=== Exercise description ===
Transcribe only the part of the listing below that begins at the line containing "Give me the" and runs to its final line, keeping both ends.

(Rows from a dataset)
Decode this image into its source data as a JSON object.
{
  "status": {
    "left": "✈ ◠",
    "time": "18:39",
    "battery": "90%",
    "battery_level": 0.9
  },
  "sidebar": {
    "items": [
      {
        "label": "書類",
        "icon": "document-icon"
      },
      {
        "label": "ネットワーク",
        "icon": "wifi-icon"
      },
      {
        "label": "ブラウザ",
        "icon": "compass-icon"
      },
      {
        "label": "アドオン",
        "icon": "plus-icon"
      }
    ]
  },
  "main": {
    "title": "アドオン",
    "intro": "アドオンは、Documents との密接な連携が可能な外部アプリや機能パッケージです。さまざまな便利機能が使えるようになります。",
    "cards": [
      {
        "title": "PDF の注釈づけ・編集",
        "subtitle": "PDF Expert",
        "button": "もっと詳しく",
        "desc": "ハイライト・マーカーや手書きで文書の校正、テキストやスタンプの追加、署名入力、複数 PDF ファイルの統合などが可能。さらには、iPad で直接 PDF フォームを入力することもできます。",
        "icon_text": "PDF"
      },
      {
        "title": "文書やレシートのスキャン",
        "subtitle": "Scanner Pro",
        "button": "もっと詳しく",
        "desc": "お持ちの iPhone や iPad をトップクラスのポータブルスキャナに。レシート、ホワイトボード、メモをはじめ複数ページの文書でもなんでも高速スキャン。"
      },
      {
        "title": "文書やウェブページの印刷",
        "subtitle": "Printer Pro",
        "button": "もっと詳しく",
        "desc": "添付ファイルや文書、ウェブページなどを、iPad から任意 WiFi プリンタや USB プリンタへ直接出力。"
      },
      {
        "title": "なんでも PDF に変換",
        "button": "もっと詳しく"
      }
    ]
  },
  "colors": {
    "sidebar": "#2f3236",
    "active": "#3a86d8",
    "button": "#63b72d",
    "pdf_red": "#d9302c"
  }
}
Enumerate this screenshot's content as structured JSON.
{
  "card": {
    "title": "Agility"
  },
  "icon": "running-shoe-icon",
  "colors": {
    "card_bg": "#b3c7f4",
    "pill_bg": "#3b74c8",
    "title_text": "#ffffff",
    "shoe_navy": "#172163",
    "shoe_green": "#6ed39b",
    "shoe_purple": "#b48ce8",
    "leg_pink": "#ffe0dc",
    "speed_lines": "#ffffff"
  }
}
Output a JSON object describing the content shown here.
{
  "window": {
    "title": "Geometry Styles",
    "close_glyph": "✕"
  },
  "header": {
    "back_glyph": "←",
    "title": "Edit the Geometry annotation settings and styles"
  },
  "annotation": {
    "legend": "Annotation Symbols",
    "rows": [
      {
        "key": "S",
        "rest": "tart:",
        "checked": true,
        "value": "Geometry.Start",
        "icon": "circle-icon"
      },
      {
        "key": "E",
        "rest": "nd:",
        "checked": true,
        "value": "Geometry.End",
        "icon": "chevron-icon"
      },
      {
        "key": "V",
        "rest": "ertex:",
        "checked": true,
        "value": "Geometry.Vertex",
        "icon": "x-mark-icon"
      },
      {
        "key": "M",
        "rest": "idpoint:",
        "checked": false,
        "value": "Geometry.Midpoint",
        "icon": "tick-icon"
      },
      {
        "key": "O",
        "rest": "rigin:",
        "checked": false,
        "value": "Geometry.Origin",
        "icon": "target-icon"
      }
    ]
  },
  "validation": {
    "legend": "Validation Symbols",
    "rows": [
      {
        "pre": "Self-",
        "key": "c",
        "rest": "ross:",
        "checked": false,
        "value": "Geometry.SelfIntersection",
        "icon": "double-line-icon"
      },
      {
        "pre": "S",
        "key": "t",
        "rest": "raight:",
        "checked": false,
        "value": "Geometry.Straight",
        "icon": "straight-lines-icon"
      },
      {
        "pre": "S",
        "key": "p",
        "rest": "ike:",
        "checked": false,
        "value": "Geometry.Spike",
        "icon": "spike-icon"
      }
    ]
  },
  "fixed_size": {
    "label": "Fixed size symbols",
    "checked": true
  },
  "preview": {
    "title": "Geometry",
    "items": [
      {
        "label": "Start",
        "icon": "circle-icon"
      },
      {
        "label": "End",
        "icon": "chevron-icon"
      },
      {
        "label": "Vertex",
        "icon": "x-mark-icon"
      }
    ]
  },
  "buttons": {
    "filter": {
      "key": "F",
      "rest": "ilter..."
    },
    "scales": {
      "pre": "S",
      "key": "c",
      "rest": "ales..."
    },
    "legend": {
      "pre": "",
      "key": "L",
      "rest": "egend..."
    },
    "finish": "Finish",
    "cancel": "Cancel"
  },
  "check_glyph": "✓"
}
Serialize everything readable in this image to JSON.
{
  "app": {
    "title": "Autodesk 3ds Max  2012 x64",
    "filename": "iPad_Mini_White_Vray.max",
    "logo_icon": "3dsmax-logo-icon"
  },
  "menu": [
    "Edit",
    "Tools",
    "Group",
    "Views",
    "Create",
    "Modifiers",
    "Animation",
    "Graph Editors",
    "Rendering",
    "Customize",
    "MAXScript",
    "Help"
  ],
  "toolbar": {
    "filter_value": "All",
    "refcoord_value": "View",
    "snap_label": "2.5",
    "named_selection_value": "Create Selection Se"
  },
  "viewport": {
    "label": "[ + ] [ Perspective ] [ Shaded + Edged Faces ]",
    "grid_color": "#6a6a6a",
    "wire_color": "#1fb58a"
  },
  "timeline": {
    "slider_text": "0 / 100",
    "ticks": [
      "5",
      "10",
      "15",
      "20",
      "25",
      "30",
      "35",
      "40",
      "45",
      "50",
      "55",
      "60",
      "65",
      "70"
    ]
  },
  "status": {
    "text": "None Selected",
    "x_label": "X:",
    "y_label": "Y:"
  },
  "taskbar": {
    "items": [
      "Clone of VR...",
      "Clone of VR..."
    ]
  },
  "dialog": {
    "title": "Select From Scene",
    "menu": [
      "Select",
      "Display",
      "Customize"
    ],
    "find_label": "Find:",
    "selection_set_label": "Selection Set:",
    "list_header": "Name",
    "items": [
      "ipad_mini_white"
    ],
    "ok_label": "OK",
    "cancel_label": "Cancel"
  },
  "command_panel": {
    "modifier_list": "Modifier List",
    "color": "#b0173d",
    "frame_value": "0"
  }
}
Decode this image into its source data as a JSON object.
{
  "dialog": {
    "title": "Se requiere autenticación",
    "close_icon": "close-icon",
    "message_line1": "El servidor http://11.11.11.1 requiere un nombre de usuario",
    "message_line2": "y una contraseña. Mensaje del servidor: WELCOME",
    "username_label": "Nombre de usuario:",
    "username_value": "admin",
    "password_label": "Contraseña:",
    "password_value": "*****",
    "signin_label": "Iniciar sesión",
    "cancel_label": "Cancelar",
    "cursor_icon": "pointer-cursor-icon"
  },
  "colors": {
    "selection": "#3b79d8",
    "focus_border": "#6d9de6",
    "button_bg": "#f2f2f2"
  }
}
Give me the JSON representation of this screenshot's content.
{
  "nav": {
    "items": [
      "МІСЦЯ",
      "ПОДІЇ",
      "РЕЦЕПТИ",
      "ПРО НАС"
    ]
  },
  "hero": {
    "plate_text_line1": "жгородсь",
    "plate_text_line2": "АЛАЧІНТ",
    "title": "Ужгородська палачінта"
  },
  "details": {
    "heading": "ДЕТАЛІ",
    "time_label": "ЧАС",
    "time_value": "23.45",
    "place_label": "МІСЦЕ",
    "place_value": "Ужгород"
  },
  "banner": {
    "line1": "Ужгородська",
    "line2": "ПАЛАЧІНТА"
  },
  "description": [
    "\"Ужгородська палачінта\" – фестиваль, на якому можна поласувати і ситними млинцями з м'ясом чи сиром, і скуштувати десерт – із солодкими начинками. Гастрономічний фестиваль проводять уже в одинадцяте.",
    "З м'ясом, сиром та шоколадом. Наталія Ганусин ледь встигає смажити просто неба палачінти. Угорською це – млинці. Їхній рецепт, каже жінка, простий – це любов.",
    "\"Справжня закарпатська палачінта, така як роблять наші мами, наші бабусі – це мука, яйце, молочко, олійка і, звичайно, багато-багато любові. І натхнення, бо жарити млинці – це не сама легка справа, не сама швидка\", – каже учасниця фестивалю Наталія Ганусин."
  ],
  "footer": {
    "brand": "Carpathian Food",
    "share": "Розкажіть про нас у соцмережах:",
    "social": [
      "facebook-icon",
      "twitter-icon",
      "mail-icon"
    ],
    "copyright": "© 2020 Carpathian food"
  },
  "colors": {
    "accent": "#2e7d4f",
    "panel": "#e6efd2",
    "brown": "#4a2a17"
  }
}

=== Finished task ===
Give me the JSON representation of this screenshot's content.
{
  "nav": {
    "items": [
      "МІСЦЯ",
      "ПОДІЇ",
      "РЕЦЕПТИ",
      "ПРО НАС"
    ]
  },
  "hero": {
    "plate_text_line1": "жгородсь",
    "plate_text_line2": "АЛАЧІНТ",
    "title": "Ужгородська палачінта"
  },
  "details": {
    "heading": "ДЕТАЛІ",
    "time_label": "ЧАС",
    "time_value": "23.45",
    "place_label": "МІСЦЕ",
    "place_value": "Ужгород"
  },
  "banner": {
    "line1": "Ужгородська",
    "line2": "ПАЛАЧІНТА"
  },
  "description": [
    "\"Ужгородська палачінта\" – фестиваль, на якому можна поласувати і ситними млинцями з м'ясом чи сиром, і скуштувати десерт – із солодкими начинками. Гастрономічний фестиваль проводять уже в одинадцяте.",
    "З м'ясом, сиром та шоколадом. Наталія Ганусин ледь встигає смажити просто неба палачінти. Угорською це – млинці. Їхній рецепт, каже жінка, простий – це любов.",
    "\"Справжня закарпатська палачінта, така як роблять наші мами, наші бабусі – це мука, яйце, молочко, олійка і, звичайно, багато-багато любові. І натхнення, бо жарити млинці – це не сама легка справа, не сама швидка\", – каже учасниця фестивалю Наталія Ганусин."
  ],
  "footer": {
    "brand": "Carpathian Food",
    "share": "Розкажіть про нас у соцмережах:",
    "social": [
      "facebook-icon",
      "twitter-icon",
      "mail-icon"
    ],
    "copyright": "© 2020 Carpathian food"
  },
  "colors": {
    "accent": "#2e7d4f",
    "panel": "#e6efd2",
    "brown": "#4a2a17"
  }
}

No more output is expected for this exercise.